Given problem - From the entries below, gather each line containing the word "cash".

Supplied material -

>> start

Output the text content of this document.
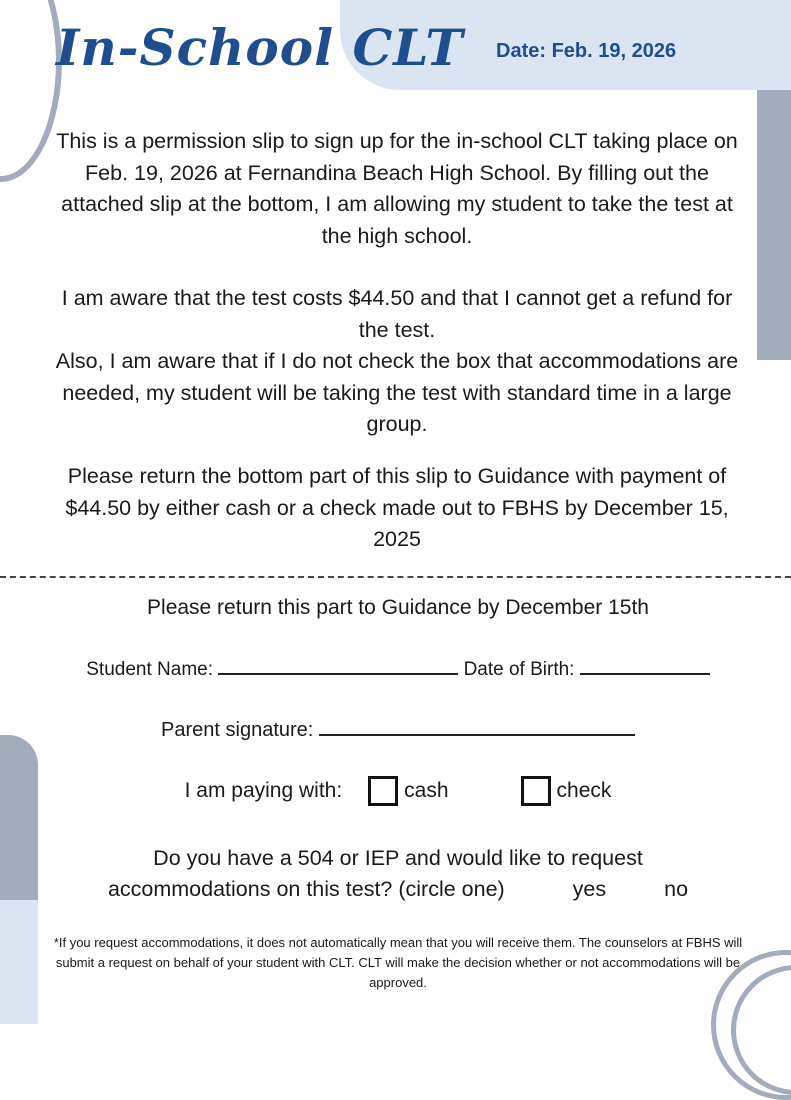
In-School CLT Date: Feb. 19, 2026
This is a permission slip to sign up for the in-school CLT taking place on Feb. 19, 2026 at Fernandina Beach High School. By filling out the attached slip at the bottom, I am allowing my student to take the test at the high school.
I am aware that the test costs $44.50 and that I cannot get a refund for the test.
Also, I am aware that if I do not check the box that accommodations are needed, my student will be taking the test with standard time in a large group.
Please return the bottom part of this slip to Guidance with payment of $44.50 by either cash or a check made out to FBHS by December 15, 2025
Please return this part to Guidance by December 15th
Student Name:	Date of Birth:
Parent signature:
I am paying with:	cash	check
Do you have a 504 or IEP and would like to request
accommodations on this test? (circle one)	yes	no
*If you request accommodations, it does not automatically mean that you will receive them. The counselors at FBHS will submit a request on behalf of your student with CLT. CLT will make the decision whether or not accommodations will be approved.
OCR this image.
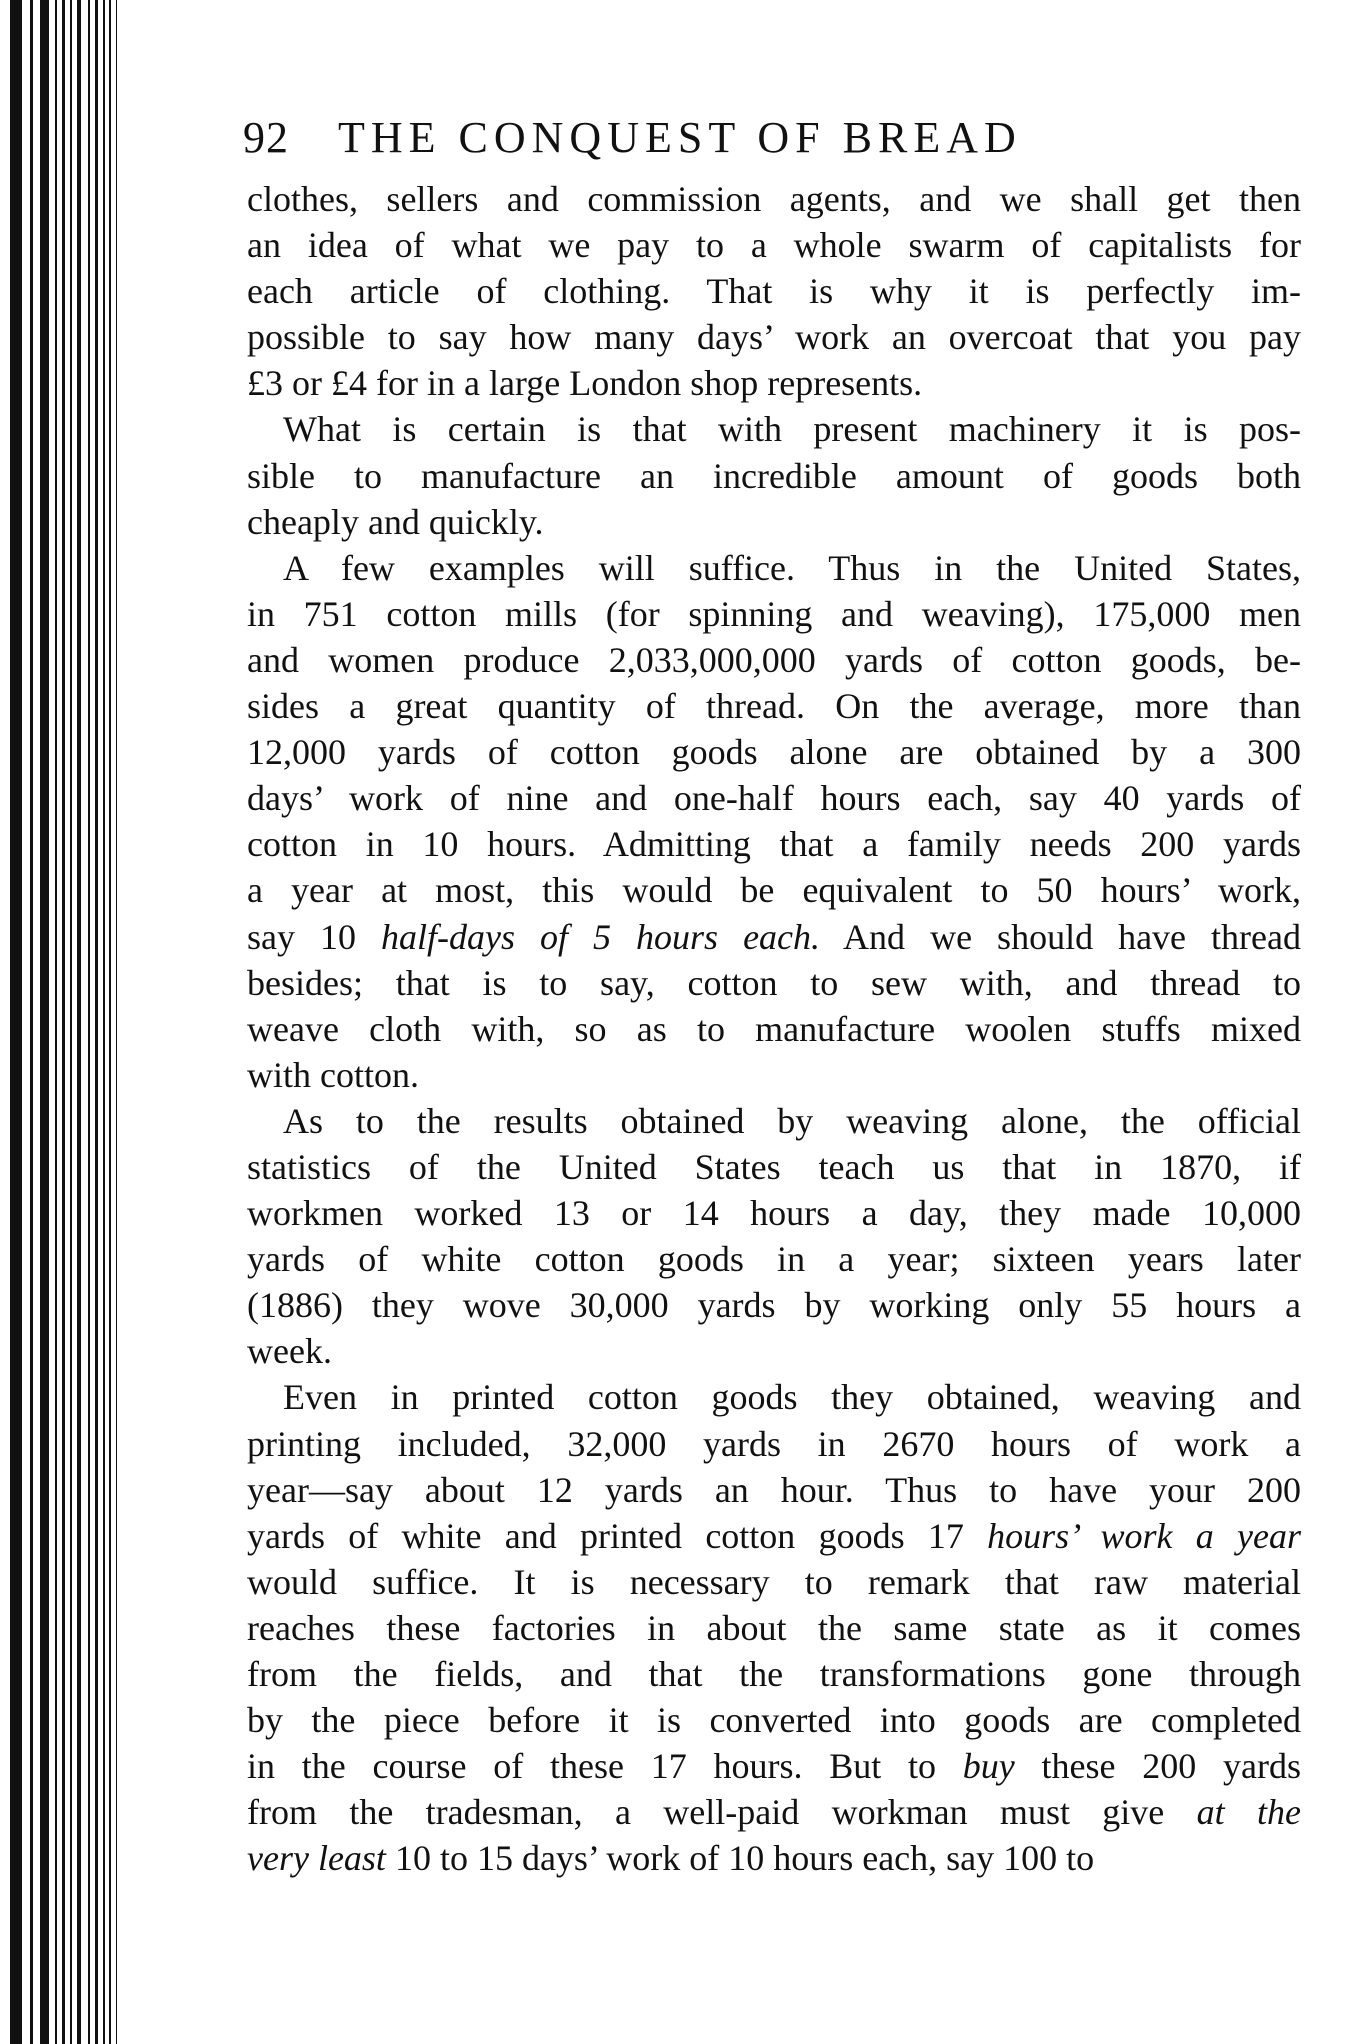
92 THE CONQUEST OF BREAD
clothes, sellers and commission agents, and we shall get then
an idea of what we pay to a whole swarm of capitalists for
each article of clothing. That is why it is perfectly im-
possible to say how many days’ work an overcoat that you pay
£3 or £4 for in a large London shop represents.
What is certain is that with present machinery it is pos-
sible to manufacture an incredible amount of goods both
cheaply and quickly.
A few examples will suffice. Thus in the United States,
in 751 cotton mills (for spinning and weaving), 175,000 men
and women produce 2,033,000,000 yards of cotton goods, be-
sides a great quantity of thread. On the average, more than
12,000 yards of cotton goods alone are obtained by a 300
days’ work of nine and one-half hours each, say 40 yards of
cotton in 10 hours. Admitting that a family needs 200 yards
a year at most, this would be equivalent to 50 hours’ work,
say 10 half-days of 5 hours each. And we should have thread
besides; that is to say, cotton to sew with, and thread to
weave cloth with, so as to manufacture woolen stuffs mixed
with cotton.
As to the results obtained by weaving alone, the official
statistics of the United States teach us that in 1870, if
workmen worked 13 or 14 hours a day, they made 10,000
yards of white cotton goods in a year; sixteen years later
(1886) they wove 30,000 yards by working only 55 hours a
week.
Even in printed cotton goods they obtained, weaving and
printing included, 32,000 yards in 2670 hours of work a
year—say about 12 yards an hour. Thus to have your 200
yards of white and printed cotton goods 17 hours’ work a year
would suffice. It is necessary to remark that raw material
reaches these factories in about the same state as it comes
from the fields, and that the transformations gone through
by the piece before it is converted into goods are completed
in the course of these 17 hours. But to buy these 200 yards
from the tradesman, a well-paid workman must give at the
very least 10 to 15 days’ work of 10 hours each, say 100 to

>> end

Worked answer -
Please return the bottom part of this slip to Guidance with payment of $44.50 by either cash or a check made out to FBHS by December 15, 2025
I am paying with:	cash	check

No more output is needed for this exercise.